**Given instruction**
The records that follow need to be output exactly as they are.

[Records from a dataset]

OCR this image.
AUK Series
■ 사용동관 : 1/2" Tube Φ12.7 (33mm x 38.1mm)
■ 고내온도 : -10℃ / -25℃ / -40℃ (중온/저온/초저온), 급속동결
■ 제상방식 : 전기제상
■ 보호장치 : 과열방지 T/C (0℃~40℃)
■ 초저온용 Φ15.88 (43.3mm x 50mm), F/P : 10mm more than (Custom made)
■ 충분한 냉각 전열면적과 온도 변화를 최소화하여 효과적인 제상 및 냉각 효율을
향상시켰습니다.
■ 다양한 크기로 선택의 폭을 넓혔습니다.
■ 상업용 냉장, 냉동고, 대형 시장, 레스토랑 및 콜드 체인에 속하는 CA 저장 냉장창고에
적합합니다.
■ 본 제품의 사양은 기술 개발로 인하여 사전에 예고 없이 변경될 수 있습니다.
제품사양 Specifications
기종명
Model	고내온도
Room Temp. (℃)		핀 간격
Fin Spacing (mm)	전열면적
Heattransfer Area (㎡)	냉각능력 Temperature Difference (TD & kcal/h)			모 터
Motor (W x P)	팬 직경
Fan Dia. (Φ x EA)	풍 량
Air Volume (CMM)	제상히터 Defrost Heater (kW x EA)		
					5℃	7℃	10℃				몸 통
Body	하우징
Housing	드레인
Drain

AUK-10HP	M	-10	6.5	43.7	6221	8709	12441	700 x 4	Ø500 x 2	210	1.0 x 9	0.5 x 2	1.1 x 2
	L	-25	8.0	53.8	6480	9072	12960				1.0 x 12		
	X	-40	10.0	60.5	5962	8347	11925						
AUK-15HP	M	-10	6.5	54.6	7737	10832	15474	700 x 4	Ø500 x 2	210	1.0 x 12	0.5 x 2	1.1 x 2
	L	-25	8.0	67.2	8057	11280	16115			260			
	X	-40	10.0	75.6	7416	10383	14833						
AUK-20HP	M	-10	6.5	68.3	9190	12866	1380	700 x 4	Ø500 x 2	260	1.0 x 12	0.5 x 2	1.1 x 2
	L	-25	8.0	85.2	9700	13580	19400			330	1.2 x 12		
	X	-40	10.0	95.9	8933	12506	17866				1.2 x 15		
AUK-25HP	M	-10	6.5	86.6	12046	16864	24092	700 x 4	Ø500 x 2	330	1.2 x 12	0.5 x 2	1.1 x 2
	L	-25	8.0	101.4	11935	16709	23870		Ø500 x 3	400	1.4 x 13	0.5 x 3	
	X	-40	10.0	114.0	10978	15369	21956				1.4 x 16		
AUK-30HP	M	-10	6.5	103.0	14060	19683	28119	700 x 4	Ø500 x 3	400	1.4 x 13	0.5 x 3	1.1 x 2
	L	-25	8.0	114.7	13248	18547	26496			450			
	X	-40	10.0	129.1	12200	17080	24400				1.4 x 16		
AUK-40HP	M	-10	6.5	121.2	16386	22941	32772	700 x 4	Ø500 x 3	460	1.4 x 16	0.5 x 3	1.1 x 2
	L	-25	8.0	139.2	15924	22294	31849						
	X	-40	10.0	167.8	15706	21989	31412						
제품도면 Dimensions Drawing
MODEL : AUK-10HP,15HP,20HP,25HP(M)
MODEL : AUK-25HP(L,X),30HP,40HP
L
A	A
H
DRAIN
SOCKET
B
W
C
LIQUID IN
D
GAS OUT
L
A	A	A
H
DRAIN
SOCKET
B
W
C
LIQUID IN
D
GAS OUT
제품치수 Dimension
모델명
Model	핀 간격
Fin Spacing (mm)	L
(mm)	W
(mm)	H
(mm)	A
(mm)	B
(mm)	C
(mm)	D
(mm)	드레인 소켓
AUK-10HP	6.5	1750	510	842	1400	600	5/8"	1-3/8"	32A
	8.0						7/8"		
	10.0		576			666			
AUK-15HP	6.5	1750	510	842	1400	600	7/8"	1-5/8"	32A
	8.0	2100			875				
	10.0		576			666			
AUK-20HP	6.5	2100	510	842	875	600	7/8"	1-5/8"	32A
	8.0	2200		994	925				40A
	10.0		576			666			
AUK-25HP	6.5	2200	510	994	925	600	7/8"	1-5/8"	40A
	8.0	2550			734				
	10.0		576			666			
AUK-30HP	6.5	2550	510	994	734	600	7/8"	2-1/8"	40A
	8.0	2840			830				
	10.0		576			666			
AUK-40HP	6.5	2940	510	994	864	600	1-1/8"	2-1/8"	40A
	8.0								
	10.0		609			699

**Result**
OCR this image.
AUK Series
■ 사용동관 : 1/2" Tube Φ12.7 (33mm x 38.1mm)
■ 고내온도 : -10℃ / -25℃ / -40℃ (중온/저온/초저온), 급속동결
■ 제상방식 : 전기제상
■ 보호장치 : 과열방지 T/C (0℃~40℃)
■ 초저온용 Φ15.88 (43.3mm x 50mm), F/P : 10mm more than (Custom made)
■ 충분한 냉각 전열면적과 온도 변화를 최소화하여 효과적인 제상 및 냉각 효율을
향상시켰습니다.
■ 다양한 크기로 선택의 폭을 넓혔습니다.
■ 상업용 냉장, 냉동고, 대형 시장, 레스토랑 및 콜드 체인에 속하는 CA 저장 냉장창고에
적합합니다.
■ 본 제품의 사양은 기술 개발로 인하여 사전에 예고 없이 변경될 수 있습니다.
제품사양 Specifications
기종명
Model	고내온도
Room Temp. (℃)		핀 간격
Fin Spacing (mm)	전열면적
Heattransfer Area (㎡)	냉각능력 Temperature Difference (TD & kcal/h)			모 터
Motor (W x P)	팬 직경
Fan Dia. (Φ x EA)	풍 량
Air Volume (CMM)	제상히터 Defrost Heater (kW x EA)		
					5℃	7℃	10℃				몸 통
Body	하우징
Housing	드레인
Drain

AUK-10HP	M	-10	6.5	43.7	6221	8709	12441	700 x 4	Ø500 x 2	210	1.0 x 9	0.5 x 2	1.1 x 2
	L	-25	8.0	53.8	6480	9072	12960				1.0 x 12		
	X	-40	10.0	60.5	5962	8347	11925						
AUK-15HP	M	-10	6.5	54.6	7737	10832	15474	700 x 4	Ø500 x 2	210	1.0 x 12	0.5 x 2	1.1 x 2
	L	-25	8.0	67.2	8057	11280	16115			260			
	X	-40	10.0	75.6	7416	10383	14833						
AUK-20HP	M	-10	6.5	68.3	9190	12866	1380	700 x 4	Ø500 x 2	260	1.0 x 12	0.5 x 2	1.1 x 2
	L	-25	8.0	85.2	9700	13580	19400			330	1.2 x 12		
	X	-40	10.0	95.9	8933	12506	17866				1.2 x 15		
AUK-25HP	M	-10	6.5	86.6	12046	16864	24092	700 x 4	Ø500 x 2	330	1.2 x 12	0.5 x 2	1.1 x 2
	L	-25	8.0	101.4	11935	16709	23870		Ø500 x 3	400	1.4 x 13	0.5 x 3	
	X	-40	10.0	114.0	10978	15369	21956				1.4 x 16		
AUK-30HP	M	-10	6.5	103.0	14060	19683	28119	700 x 4	Ø500 x 3	400	1.4 x 13	0.5 x 3	1.1 x 2
	L	-25	8.0	114.7	13248	18547	26496			450			
	X	-40	10.0	129.1	12200	17080	24400				1.4 x 16		
AUK-40HP	M	-10	6.5	121.2	16386	22941	32772	700 x 4	Ø500 x 3	460	1.4 x 16	0.5 x 3	1.1 x 2
	L	-25	8.0	139.2	15924	22294	31849						
	X	-40	10.0	167.8	15706	21989	31412						
제품도면 Dimensions Drawing
MODEL : AUK-10HP,15HP,20HP,25HP(M)
MODEL : AUK-25HP(L,X),30HP,40HP
L
A	A
H
DRAIN
SOCKET
B
W
C
LIQUID IN
D
GAS OUT
L
A	A	A
H
DRAIN
SOCKET
B
W
C
LIQUID IN
D
GAS OUT
제품치수 Dimension
모델명
Model	핀 간격
Fin Spacing (mm)	L
(mm)	W
(mm)	H
(mm)	A
(mm)	B
(mm)	C
(mm)	D
(mm)	드레인 소켓
AUK-10HP	6.5	1750	510	842	1400	600	5/8"	1-3/8"	32A
	8.0						7/8"		
	10.0		576			666			
AUK-15HP	6.5	1750	510	842	1400	600	7/8"	1-5/8"	32A
	8.0	2100			875				
	10.0		576			666			
AUK-20HP	6.5	2100	510	842	875	600	7/8"	1-5/8"	32A
	8.0	2200		994	925				40A
	10.0		576			666			
AUK-25HP	6.5	2200	510	994	925	600	7/8"	1-5/8"	40A
	8.0	2550			734				
	10.0		576			666			
AUK-30HP	6.5	2550	510	994	734	600	7/8"	2-1/8"	40A
	8.0	2840			830				
	10.0		576			666			
AUK-40HP	6.5	2940	510	994	864	600	1-1/8"	2-1/8"	40A
	8.0								
	10.0		609			699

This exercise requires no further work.